Heinrich Eder, Marie Therese Fumagalli, Ferdinand Fux, Sabine Mohr, Pavel Richtr,
Thomas Rieck, Uwe Schlesener
Eröffnung: 29.01.2016, 19 Uhr
Einführung: Hajo Schiff
Ausstellung: 30.01. – 21.02.2016
Öffnungszeiten: Samstag und Sonntag von 15 -18 Uhr
Rede: Hajo Schiff vom 29.01.2016:
Sehr geehrte Damen und Herren, liebe Künstler und Freunde,
es ist mir eine Ehre, zu dieser besonderen Ausstellung sprechen zu dürfen. Und obwohl es ja keineswegs immer so ist, dass Worte die Bilder besser machen, besteht hier vielleicht doch einiger Klärungsbedarf. Allerdings ist das Reden über Kunst eher selbst eine Kunst, als dass es die Arbeiten stets zum Sprechen bringt.
„Über Kunst ist so viel geschrieben worden, dass man sie fälschlich für einen intellektuellen Beruf nimmt“ hat die kanadisch/amerikanische Malerin Agnes Martin gesagt, der gerade in Düsseldorf eine große Ausstellung gewidmet ist. Nun bin ich ein in den 70er Jahren wurzelnder Kunstmittler. Als Schüler von Bazon Brock, Joseph Beuys, Franz Erhard Walther, Henning Christiansen und solchen Theoretikern und Fluxus-Künstlern war und ist mein Zugang zur Kunst tatsächlich vorwiegend theoretisch. Ich habe ja auch meine eigene Produktion für das Wort aufgegeben – aber vielleicht ändert sich das auch noch einmal wieder. Jedenfalls habe ich lange zum Verständnis der eigentlichen Malerei gebraucht. Das macht sie für mich nun sicher umso interessanter.
Nun geht es hier heute nicht nur um Malerei, aber sie ist doch stark vertreten. Es finden sich scheinbar schnelle Gesten, skripturale Zeichen unterschiedlicher Lesbarkeit, ein ganz aus der Farbe monochrom entwickelter Torso, zeichnerische Gebilde
und dazu ein fast vollplastisches Relief in Veränderung durch Überprojektion.
Die Ausstellungseinladung verzeichnet sieben Künstlerinnen und Künstler. Die Ausstellung trägt den kurzen und vielleicht etwas seltsamen Titel „Dahinter“. Es ist also mehr als ein bloßes Wortspiel, wenn man nun auch erfahren will, was denn nun „dahinter“ steckt.
Man könnte endlos in kunsthistorische oder auch kunstpsychologische Diskurse eintreten, die sich allesamt um die Deutung eines „Dahinter“ drehen.

------------------------------------------------------------

Ihre Aufgaben:
1. Stimmen diese Aussagen mit der Ausstellungsrede überein? Antworten Sie jeweils mit Ja oder Nein und zitieren Sie die entscheidenden Worte. (a) Die Ausstellung ist samstags und sonntags von 15 bis 18 Uhr geöffnet. (b) Die Einladung zur Ausstellung nennt fünf Künstlerinnen und Künstler. (c) Der Redner hat die eigentliche Malerei sofort verstanden.
2. Wie könnte die Ausstellungsrede nach ihrem letzten Satz weitergehen? Schreiben Sie sie fort.

Erfasste Daten:
------------------------------------------------------------

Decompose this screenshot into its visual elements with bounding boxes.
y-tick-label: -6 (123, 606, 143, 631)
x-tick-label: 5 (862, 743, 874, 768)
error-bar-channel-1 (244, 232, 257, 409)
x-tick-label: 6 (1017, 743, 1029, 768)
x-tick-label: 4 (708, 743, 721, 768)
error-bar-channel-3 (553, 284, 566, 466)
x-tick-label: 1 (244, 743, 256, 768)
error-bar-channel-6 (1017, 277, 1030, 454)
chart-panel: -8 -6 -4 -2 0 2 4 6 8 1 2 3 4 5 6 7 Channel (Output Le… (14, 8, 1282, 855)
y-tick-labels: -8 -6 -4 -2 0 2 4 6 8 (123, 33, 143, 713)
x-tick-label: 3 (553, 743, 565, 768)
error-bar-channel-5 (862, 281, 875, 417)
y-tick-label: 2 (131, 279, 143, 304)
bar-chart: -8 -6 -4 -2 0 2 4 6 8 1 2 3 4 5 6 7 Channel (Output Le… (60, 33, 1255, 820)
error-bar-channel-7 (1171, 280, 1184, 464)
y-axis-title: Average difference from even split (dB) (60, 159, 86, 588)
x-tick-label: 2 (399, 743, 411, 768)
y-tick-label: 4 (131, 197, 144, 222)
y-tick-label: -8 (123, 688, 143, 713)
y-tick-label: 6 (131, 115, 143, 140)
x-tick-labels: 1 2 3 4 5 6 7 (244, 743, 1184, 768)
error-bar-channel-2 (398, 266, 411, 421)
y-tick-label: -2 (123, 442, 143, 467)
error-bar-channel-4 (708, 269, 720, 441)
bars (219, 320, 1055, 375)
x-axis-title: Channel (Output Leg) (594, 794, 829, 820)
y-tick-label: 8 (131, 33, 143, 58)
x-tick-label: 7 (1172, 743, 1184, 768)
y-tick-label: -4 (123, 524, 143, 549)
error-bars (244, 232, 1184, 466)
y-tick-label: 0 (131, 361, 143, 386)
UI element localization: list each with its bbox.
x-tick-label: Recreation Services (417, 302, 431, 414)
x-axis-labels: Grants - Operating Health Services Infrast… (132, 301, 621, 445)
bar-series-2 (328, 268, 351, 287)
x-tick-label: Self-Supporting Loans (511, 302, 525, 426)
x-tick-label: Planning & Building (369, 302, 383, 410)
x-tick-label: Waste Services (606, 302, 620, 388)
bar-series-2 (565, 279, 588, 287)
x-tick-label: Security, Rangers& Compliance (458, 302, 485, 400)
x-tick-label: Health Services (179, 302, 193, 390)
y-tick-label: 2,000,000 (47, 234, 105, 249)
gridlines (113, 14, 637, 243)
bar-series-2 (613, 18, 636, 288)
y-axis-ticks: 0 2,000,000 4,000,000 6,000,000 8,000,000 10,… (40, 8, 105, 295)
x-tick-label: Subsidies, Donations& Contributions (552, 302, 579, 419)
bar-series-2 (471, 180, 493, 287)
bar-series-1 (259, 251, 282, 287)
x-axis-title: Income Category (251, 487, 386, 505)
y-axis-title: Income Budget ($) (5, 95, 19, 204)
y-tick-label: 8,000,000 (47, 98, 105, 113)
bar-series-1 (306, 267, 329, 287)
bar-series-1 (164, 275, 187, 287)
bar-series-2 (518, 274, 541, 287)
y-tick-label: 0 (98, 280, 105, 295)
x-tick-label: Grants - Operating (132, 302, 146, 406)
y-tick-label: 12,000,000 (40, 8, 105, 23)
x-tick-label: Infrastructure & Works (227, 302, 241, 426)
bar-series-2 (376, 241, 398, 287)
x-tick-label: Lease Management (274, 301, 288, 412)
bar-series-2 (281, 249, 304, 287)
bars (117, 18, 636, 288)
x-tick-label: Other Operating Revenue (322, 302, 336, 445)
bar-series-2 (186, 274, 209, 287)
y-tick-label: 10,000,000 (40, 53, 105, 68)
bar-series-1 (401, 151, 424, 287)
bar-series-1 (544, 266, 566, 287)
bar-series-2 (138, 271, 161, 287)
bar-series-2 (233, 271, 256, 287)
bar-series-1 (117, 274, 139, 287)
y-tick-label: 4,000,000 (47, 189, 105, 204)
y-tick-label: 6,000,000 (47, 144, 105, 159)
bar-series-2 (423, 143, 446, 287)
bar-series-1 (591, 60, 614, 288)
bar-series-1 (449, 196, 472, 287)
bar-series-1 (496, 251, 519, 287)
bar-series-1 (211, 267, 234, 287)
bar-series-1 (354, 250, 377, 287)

------------------------------------------------------------

Lösungen:
1.
(a) Ja: „Öffnungszeiten: Samstag und Sonntag von 15 -18 Uhr“
(b) Nein: „Die Ausstellungseinladung verzeichnet sieben Künstlerinnen und Künstler.“
(c) Nein: „Jedenfalls habe ich lange zum Verständnis der eigentlichen Malerei gebraucht.“

2.
In der Tat ist das „Dahinter“ für die Malerei absolut grundlegend. Sicher öffnet sich hinter den Farben der Bildoberfläche ein unauslotbarer Tiefenraum, den man gedanklich oder meditativ erschließen kann, wenn man sich die notwendige Ruhe nimmt. Sicher ist es seit rund 500 Jahren in der verbindlich europäisch geprägten Bildkultur üblich, das Bild als eine Folie zu sehen, „hinter“ der sich eine Szene aufbaut. Ich beziehe mich dabei – es dürfte in einem Künstlerhaus allgemein bekannt sein – auf Leon Battista Albertis Definition des Bildes als eines Fensters. Und was sich damals selbstverständlich auf figürliche Malerei bezog und in Analogie zu einem ebenso klar begrenzten Guckkasten-Bühnen-Raum steht, wirkt seit der Moderne auch in der abstrakten Kunst weiter: Wir können auch in bloß überlagerten Pinselstrichen einen Tiefenraum ausmachen, wir können uns selbst hinter monochromen Oberflächen vibrierende Unendlichkeit vorstellen.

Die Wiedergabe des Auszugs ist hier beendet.